Material for this exercise.
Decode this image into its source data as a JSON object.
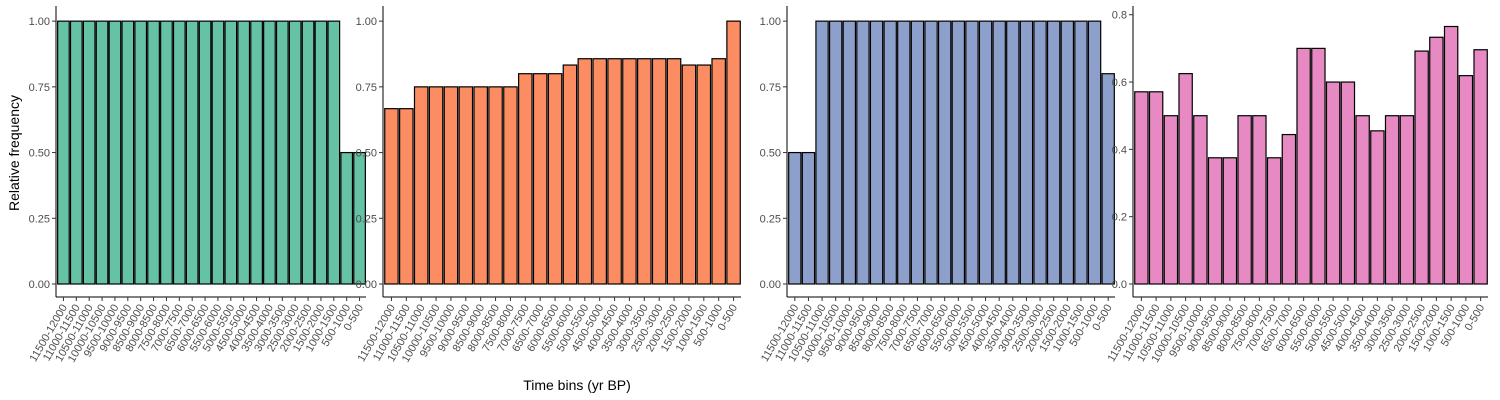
{
  "figure": {
    "ylabel": "Relative frequency",
    "xlabel": "Time bins (yr BP)"
  },
  "chart_data": [
    {
      "type": "bar",
      "categories": [
        "11500-12000",
        "11000-11500",
        "10500-11000",
        "10000-10500",
        "9500-10000",
        "9000-9500",
        "8500-9000",
        "8000-8500",
        "7500-8000",
        "7000-7500",
        "6500-7000",
        "6000-6500",
        "5500-6000",
        "5000-5500",
        "4500-5000",
        "4000-4500",
        "3500-4000",
        "3000-3500",
        "2500-3000",
        "2000-2500",
        "1500-2000",
        "1000-1500",
        "500-1000",
        "0-500"
      ],
      "values": [
        1,
        1,
        1,
        1,
        1,
        1,
        1,
        1,
        1,
        1,
        1,
        1,
        1,
        1,
        1,
        1,
        1,
        1,
        1,
        1,
        1,
        1,
        0.5,
        0.5
      ],
      "ylim": [
        0,
        1.05
      ],
      "yticks": [
        0,
        0.25,
        0.5,
        0.75,
        1
      ],
      "ytick_labels": [
        "0.00",
        "0.25",
        "0.50",
        "0.75",
        "1.00"
      ],
      "color": "#66c2a5",
      "grid": false
    },
    {
      "type": "bar",
      "categories": [
        "11500-12000",
        "11000-11500",
        "10500-11000",
        "10000-10500",
        "9500-10000",
        "9000-9500",
        "8500-9000",
        "8000-8500",
        "7500-8000",
        "7000-7500",
        "6500-7000",
        "6000-6500",
        "5500-6000",
        "5000-5500",
        "4500-5000",
        "4000-4500",
        "3500-4000",
        "3000-3500",
        "2500-3000",
        "2000-2500",
        "1500-2000",
        "1000-1500",
        "500-1000",
        "0-500"
      ],
      "values": [
        0.667,
        0.667,
        0.75,
        0.75,
        0.75,
        0.75,
        0.75,
        0.75,
        0.75,
        0.8,
        0.8,
        0.8,
        0.833,
        0.857,
        0.857,
        0.857,
        0.857,
        0.857,
        0.857,
        0.857,
        0.833,
        0.833,
        0.857,
        1
      ],
      "ylim": [
        0,
        1.05
      ],
      "yticks": [
        0,
        0.25,
        0.5,
        0.75,
        1
      ],
      "ytick_labels": [
        "0.00",
        "0.25",
        "0.50",
        "0.75",
        "1.00"
      ],
      "color": "#fc8d62",
      "grid": false
    },
    {
      "type": "bar",
      "categories": [
        "11500-12000",
        "11000-11500",
        "10500-11000",
        "10000-10500",
        "9500-10000",
        "9000-9500",
        "8500-9000",
        "8000-8500",
        "7500-8000",
        "7000-7500",
        "6500-7000",
        "6000-6500",
        "5500-6000",
        "5000-5500",
        "4500-5000",
        "4000-4500",
        "3500-4000",
        "3000-3500",
        "2500-3000",
        "2000-2500",
        "1500-2000",
        "1000-1500",
        "500-1000",
        "0-500"
      ],
      "values": [
        0.5,
        0.5,
        1,
        1,
        1,
        1,
        1,
        1,
        1,
        1,
        1,
        1,
        1,
        1,
        1,
        1,
        1,
        1,
        1,
        1,
        1,
        1,
        1,
        0.8
      ],
      "ylim": [
        0,
        1.05
      ],
      "yticks": [
        0,
        0.25,
        0.5,
        0.75,
        1
      ],
      "ytick_labels": [
        "0.00",
        "0.25",
        "0.50",
        "0.75",
        "1.00"
      ],
      "color": "#8da0cb",
      "grid": false
    },
    {
      "type": "bar",
      "categories": [
        "11500-12000",
        "11000-11500",
        "10500-11000",
        "10000-10500",
        "9500-10000",
        "9000-9500",
        "8500-9000",
        "8000-8500",
        "7500-8000",
        "7000-7500",
        "6500-7000",
        "6000-6500",
        "5500-6000",
        "5000-5500",
        "4500-5000",
        "4000-4500",
        "3500-4000",
        "3000-3500",
        "2500-3000",
        "2000-2500",
        "1500-2000",
        "1000-1500",
        "500-1000",
        "0-500"
      ],
      "values": [
        0.571,
        0.571,
        0.5,
        0.625,
        0.5,
        0.375,
        0.375,
        0.5,
        0.5,
        0.375,
        0.444,
        0.7,
        0.7,
        0.6,
        0.6,
        0.5,
        0.455,
        0.5,
        0.5,
        0.692,
        0.733,
        0.765,
        0.619,
        0.696
      ],
      "ylim": [
        0,
        0.82
      ],
      "yticks": [
        0,
        0.2,
        0.4,
        0.6,
        0.8
      ],
      "ytick_labels": [
        "0.0",
        "0.2",
        "0.4",
        "0.6",
        "0.8"
      ],
      "color": "#e78ac3",
      "grid": false
    }
  ]
}
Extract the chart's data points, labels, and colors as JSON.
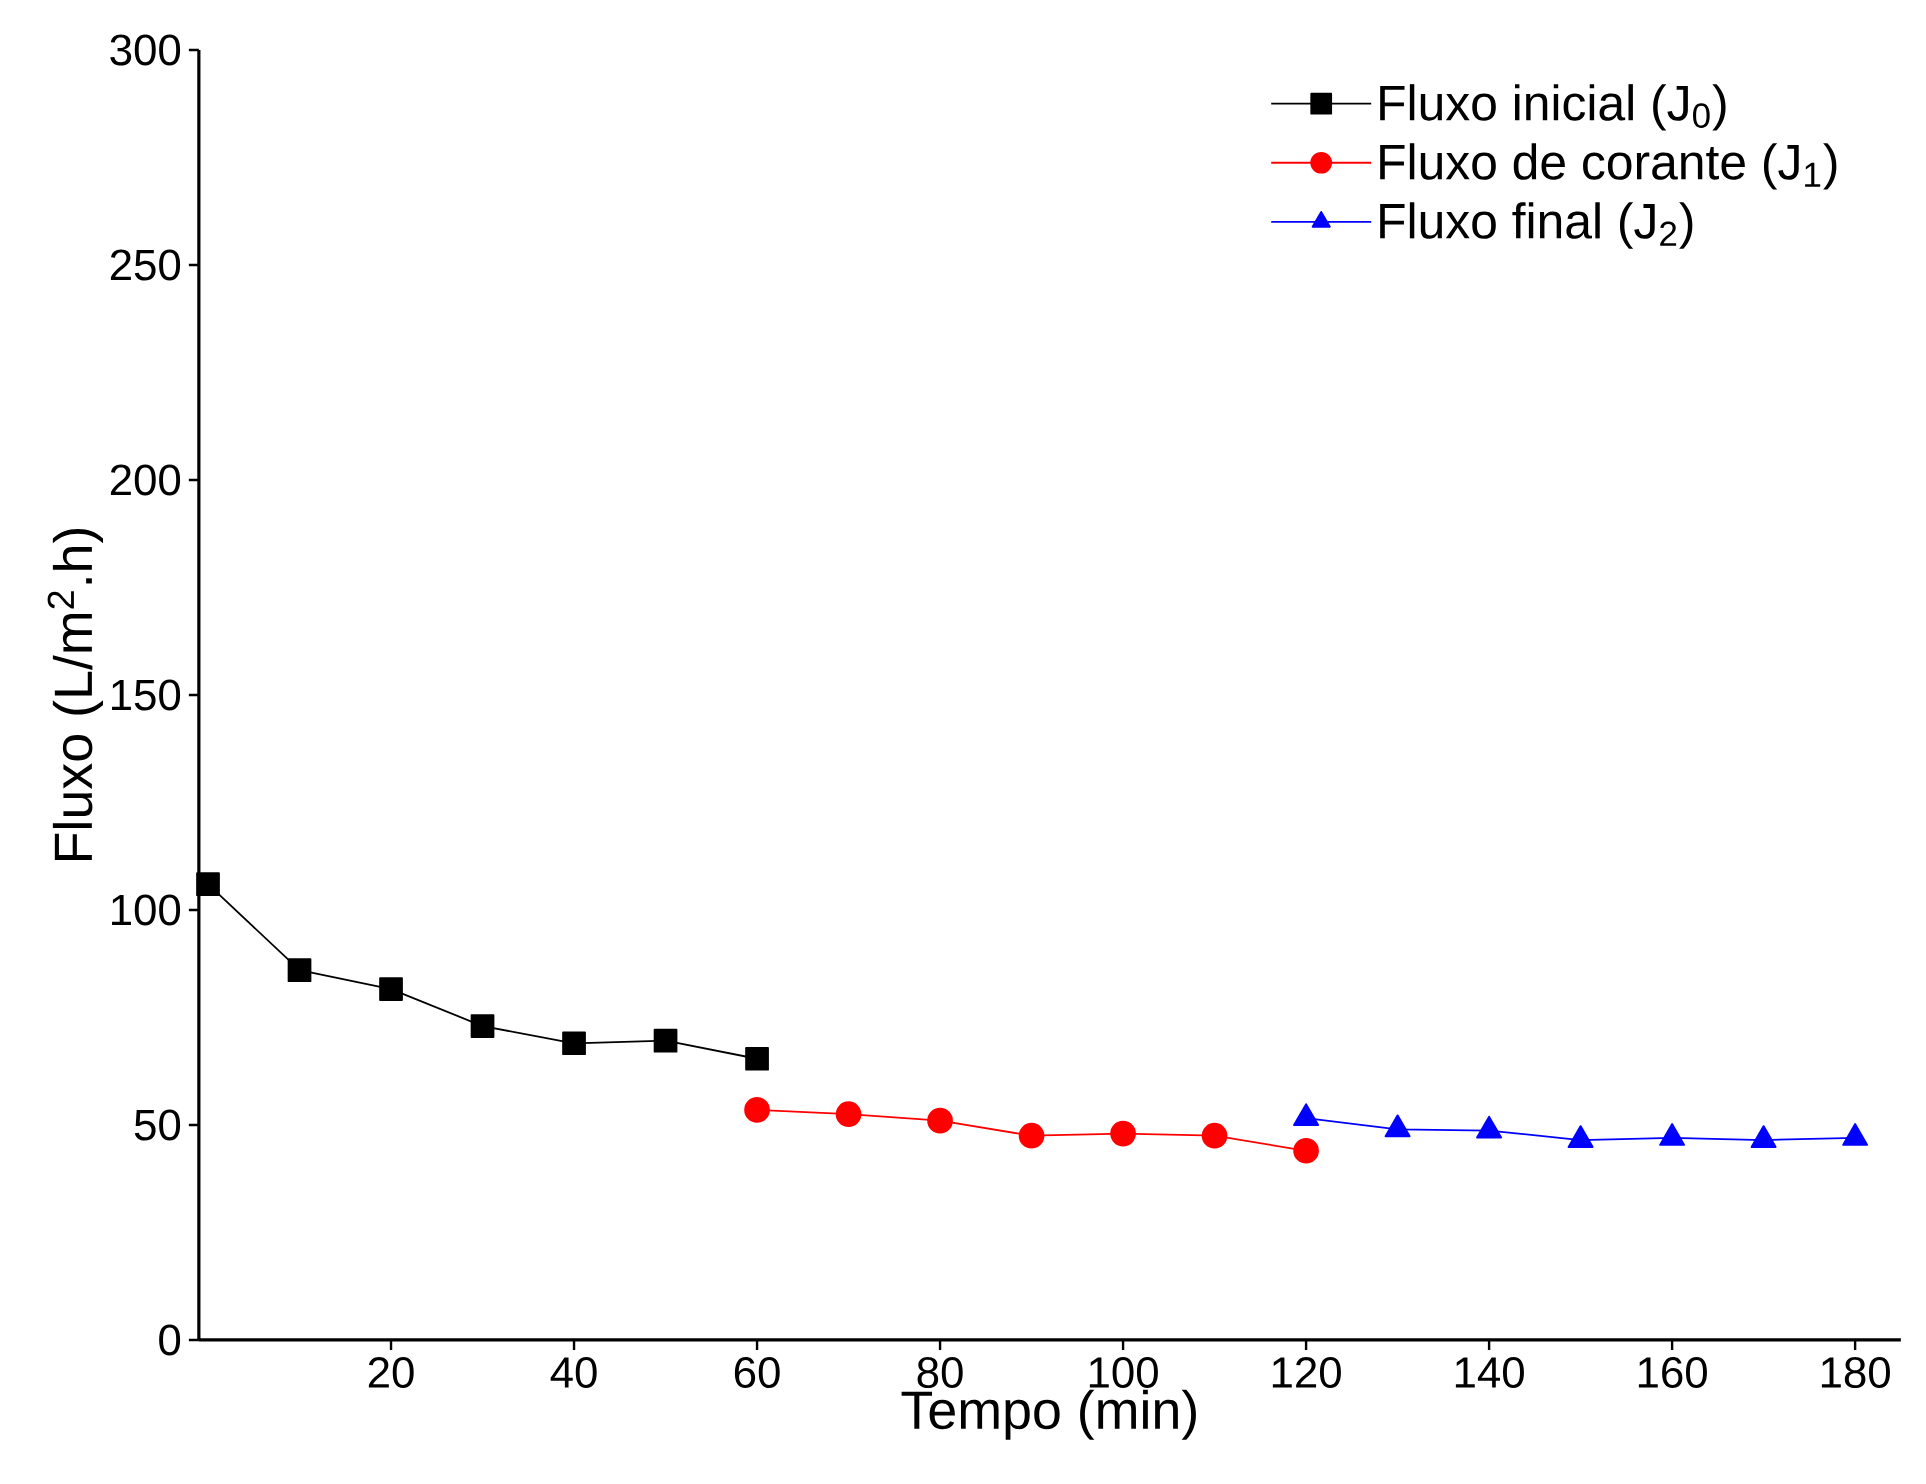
{
  "chart_data": {
    "type": "line",
    "xlabel": "Tempo (min)",
    "ylabel": "Fluxo (L/m$^{2}$.h)",
    "xlim": [
      -1,
      185
    ],
    "ylim": [
      0,
      300
    ],
    "xticks": [
      20,
      40,
      60,
      80,
      100,
      120,
      140,
      160,
      180
    ],
    "yticks": [
      0,
      50,
      100,
      150,
      200,
      250,
      300
    ],
    "legend": "top right",
    "series": [
      {
        "name": "Fluxo inicial (J$_{0}$)",
        "color": "#000000",
        "marker": "square",
        "x": [
          0,
          10,
          20,
          30,
          40,
          50,
          60
        ],
        "values": [
          106,
          86,
          81.6,
          73,
          69,
          69.6,
          65.4
        ]
      },
      {
        "name": "Fluxo de corante (J$_{1}$)",
        "color": "#ff0000",
        "marker": "circle",
        "x": [
          60,
          70,
          80,
          90,
          100,
          110,
          120
        ],
        "values": [
          53.5,
          52.5,
          51,
          47.5,
          48,
          47.5,
          44
        ]
      },
      {
        "name": "Fluxo final (J$_{2}$)",
        "color": "#0000ff",
        "marker": "triangle",
        "x": [
          120,
          130,
          140,
          150,
          160,
          170,
          180
        ],
        "values": [
          51.6,
          49,
          48.7,
          46.5,
          47,
          46.5,
          47
        ]
      }
    ]
  }
}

Direction.
Search the records above for the string "xlabel". Copy every line that contains it.

Written answer.
    "xlabel": "Time bins (yr BP)"
    "xlabel": "Tempo (min)",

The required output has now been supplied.